▶ TASK:
Every record that follows must be duplicated exactly, with images left out.

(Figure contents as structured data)
/---

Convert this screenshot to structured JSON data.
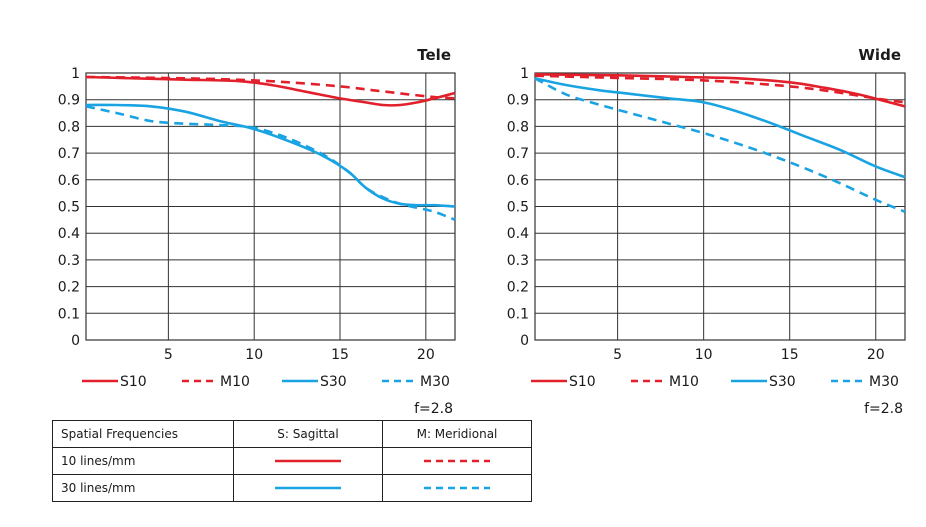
{
  "chart_data": [
    {
      "type": "line",
      "title": "Tele",
      "xlim": [
        0.2,
        21.7
      ],
      "ylim": [
        0,
        1
      ],
      "x_ticks": [
        "5",
        "10",
        "15",
        "20"
      ],
      "y_ticks": [
        "0",
        "0.1",
        "0.2",
        "0.3",
        "0.4",
        "0.5",
        "0.6",
        "0.7",
        "0.8",
        "0.9",
        "1"
      ],
      "aperture": "f=2.8",
      "grid": true,
      "series": [
        {
          "name": "S10",
          "style": "solid",
          "color": "#e2202b",
          "x": [
            0.2,
            3,
            6,
            9,
            11,
            13,
            15,
            16.5,
            17.5,
            18.5,
            19.5,
            20.5,
            21.7
          ],
          "y": [
            0.985,
            0.98,
            0.975,
            0.97,
            0.955,
            0.93,
            0.905,
            0.89,
            0.88,
            0.88,
            0.89,
            0.905,
            0.925
          ]
        },
        {
          "name": "M10",
          "style": "dashed",
          "color": "#e2202b",
          "x": [
            0.2,
            3,
            6,
            9,
            12,
            15,
            17,
            19,
            20.5,
            21.7
          ],
          "y": [
            0.985,
            0.983,
            0.98,
            0.975,
            0.965,
            0.95,
            0.935,
            0.92,
            0.91,
            0.905
          ]
        },
        {
          "name": "S30",
          "style": "solid",
          "color": "#1aa3e3",
          "x": [
            0.2,
            2,
            4,
            6,
            8,
            10,
            12,
            14,
            15.5,
            16.5,
            17.5,
            18.5,
            19.5,
            20.5,
            21.7
          ],
          "y": [
            0.88,
            0.88,
            0.875,
            0.855,
            0.82,
            0.79,
            0.745,
            0.69,
            0.63,
            0.57,
            0.53,
            0.51,
            0.505,
            0.505,
            0.5
          ]
        },
        {
          "name": "M30",
          "style": "dashed",
          "color": "#1aa3e3",
          "x": [
            0.2,
            2,
            4,
            6,
            8,
            10,
            12,
            14,
            15.5,
            16.5,
            17.5,
            18.5,
            19.5,
            20.5,
            21.7
          ],
          "y": [
            0.875,
            0.85,
            0.82,
            0.81,
            0.805,
            0.795,
            0.755,
            0.695,
            0.63,
            0.57,
            0.535,
            0.51,
            0.495,
            0.48,
            0.45
          ]
        }
      ]
    },
    {
      "type": "line",
      "title": "Wide",
      "xlim": [
        0.2,
        21.7
      ],
      "ylim": [
        0,
        1
      ],
      "x_ticks": [
        "5",
        "10",
        "15",
        "20"
      ],
      "y_ticks": [
        "0",
        "0.1",
        "0.2",
        "0.3",
        "0.4",
        "0.5",
        "0.6",
        "0.7",
        "0.8",
        "0.9",
        "1"
      ],
      "aperture": "f=2.8",
      "grid": true,
      "series": [
        {
          "name": "S10",
          "style": "solid",
          "color": "#e2202b",
          "x": [
            0.2,
            3,
            6,
            9,
            12,
            15,
            17,
            19,
            20.5,
            21.7
          ],
          "y": [
            0.995,
            0.993,
            0.99,
            0.985,
            0.98,
            0.965,
            0.945,
            0.92,
            0.895,
            0.875
          ]
        },
        {
          "name": "M10",
          "style": "dashed",
          "color": "#e2202b",
          "x": [
            0.2,
            3,
            6,
            9,
            12,
            15,
            17,
            19,
            20.5,
            21.7
          ],
          "y": [
            0.99,
            0.985,
            0.98,
            0.975,
            0.965,
            0.95,
            0.935,
            0.915,
            0.9,
            0.89
          ]
        },
        {
          "name": "S30",
          "style": "solid",
          "color": "#1aa3e3",
          "x": [
            0.2,
            2,
            4,
            6,
            8,
            10,
            12,
            14,
            16,
            18,
            20,
            21.7
          ],
          "y": [
            0.98,
            0.955,
            0.935,
            0.92,
            0.905,
            0.89,
            0.855,
            0.81,
            0.76,
            0.71,
            0.65,
            0.61
          ]
        },
        {
          "name": "M30",
          "style": "dashed",
          "color": "#1aa3e3",
          "x": [
            0.2,
            2,
            4,
            6,
            8,
            10,
            12,
            14,
            16,
            18,
            20,
            21.7
          ],
          "y": [
            0.98,
            0.92,
            0.88,
            0.845,
            0.81,
            0.775,
            0.735,
            0.69,
            0.64,
            0.585,
            0.525,
            0.48
          ]
        }
      ]
    }
  ],
  "table": {
    "headers": [
      "Spatial Frequencies",
      "S: Sagittal",
      "M: Meridional"
    ],
    "rows": [
      {
        "label": "10 lines/mm",
        "color": "#e2202b"
      },
      {
        "label": "30 lines/mm",
        "color": "#1aa3e3"
      }
    ]
  }
}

\---

▶ ANSWER TO THIS TASK:
Convert this screenshot to structured JSON data.
{
  "chart_data": [
    {
      "type": "line",
      "title": "Tele",
      "xlim": [
        0.2,
        21.7
      ],
      "ylim": [
        0,
        1
      ],
      "x_ticks": [
        "5",
        "10",
        "15",
        "20"
      ],
      "y_ticks": [
        "0",
        "0.1",
        "0.2",
        "0.3",
        "0.4",
        "0.5",
        "0.6",
        "0.7",
        "0.8",
        "0.9",
        "1"
      ],
      "aperture": "f=2.8",
      "grid": true,
      "series": [
        {
          "name": "S10",
          "style": "solid",
          "color": "#e2202b",
          "x": [
            0.2,
            3,
            6,
            9,
            11,
            13,
            15,
            16.5,
            17.5,
            18.5,
            19.5,
            20.5,
            21.7
          ],
          "y": [
            0.985,
            0.98,
            0.975,
            0.97,
            0.955,
            0.93,
            0.905,
            0.89,
            0.88,
            0.88,
            0.89,
            0.905,
            0.925
          ]
        },
        {
          "name": "M10",
          "style": "dashed",
          "color": "#e2202b",
          "x": [
            0.2,
            3,
            6,
            9,
            12,
            15,
            17,
            19,
            20.5,
            21.7
          ],
          "y": [
            0.985,
            0.983,
            0.98,
            0.975,
            0.965,
            0.95,
            0.935,
            0.92,
            0.91,
            0.905
          ]
        },
        {
          "name": "S30",
          "style": "solid",
          "color": "#1aa3e3",
          "x": [
            0.2,
            2,
            4,
            6,
            8,
            10,
            12,
            14,
            15.5,
            16.5,
            17.5,
            18.5,
            19.5,
            20.5,
            21.7
          ],
          "y": [
            0.88,
            0.88,
            0.875,
            0.855,
            0.82,
            0.79,
            0.745,
            0.69,
            0.63,
            0.57,
            0.53,
            0.51,
            0.505,
            0.505,
            0.5
          ]
        },
        {
          "name": "M30",
          "style": "dashed",
          "color": "#1aa3e3",
          "x": [
            0.2,
            2,
            4,
            6,
            8,
            10,
            12,
            14,
            15.5,
            16.5,
            17.5,
            18.5,
            19.5,
            20.5,
            21.7
          ],
          "y": [
            0.875,
            0.85,
            0.82,
            0.81,
            0.805,
            0.795,
            0.755,
            0.695,
            0.63,
            0.57,
            0.535,
            0.51,
            0.495,
            0.48,
            0.45
          ]
        }
      ]
    },
    {
      "type": "line",
      "title": "Wide",
      "xlim": [
        0.2,
        21.7
      ],
      "ylim": [
        0,
        1
      ],
      "x_ticks": [
        "5",
        "10",
        "15",
        "20"
      ],
      "y_ticks": [
        "0",
        "0.1",
        "0.2",
        "0.3",
        "0.4",
        "0.5",
        "0.6",
        "0.7",
        "0.8",
        "0.9",
        "1"
      ],
      "aperture": "f=2.8",
      "grid": true,
      "series": [
        {
          "name": "S10",
          "style": "solid",
          "color": "#e2202b",
          "x": [
            0.2,
            3,
            6,
            9,
            12,
            15,
            17,
            19,
            20.5,
            21.7
          ],
          "y": [
            0.995,
            0.993,
            0.99,
            0.985,
            0.98,
            0.965,
            0.945,
            0.92,
            0.895,
            0.875
          ]
        },
        {
          "name": "M10",
          "style": "dashed",
          "color": "#e2202b",
          "x": [
            0.2,
            3,
            6,
            9,
            12,
            15,
            17,
            19,
            20.5,
            21.7
          ],
          "y": [
            0.99,
            0.985,
            0.98,
            0.975,
            0.965,
            0.95,
            0.935,
            0.915,
            0.9,
            0.89
          ]
        },
        {
          "name": "S30",
          "style": "solid",
          "color": "#1aa3e3",
          "x": [
            0.2,
            2,
            4,
            6,
            8,
            10,
            12,
            14,
            16,
            18,
            20,
            21.7
          ],
          "y": [
            0.98,
            0.955,
            0.935,
            0.92,
            0.905,
            0.89,
            0.855,
            0.81,
            0.76,
            0.71,
            0.65,
            0.61
          ]
        },
        {
          "name": "M30",
          "style": "dashed",
          "color": "#1aa3e3",
          "x": [
            0.2,
            2,
            4,
            6,
            8,
            10,
            12,
            14,
            16,
            18,
            20,
            21.7
          ],
          "y": [
            0.98,
            0.92,
            0.88,
            0.845,
            0.81,
            0.775,
            0.735,
            0.69,
            0.64,
            0.585,
            0.525,
            0.48
          ]
        }
      ]
    }
  ],
  "table": {
    "headers": [
      "Spatial Frequencies",
      "S: Sagittal",
      "M: Meridional"
    ],
    "rows": [
      {
        "label": "10 lines/mm",
        "color": "#e2202b"
      },
      {
        "label": "30 lines/mm",
        "color": "#1aa3e3"
      }
    ]
  }
}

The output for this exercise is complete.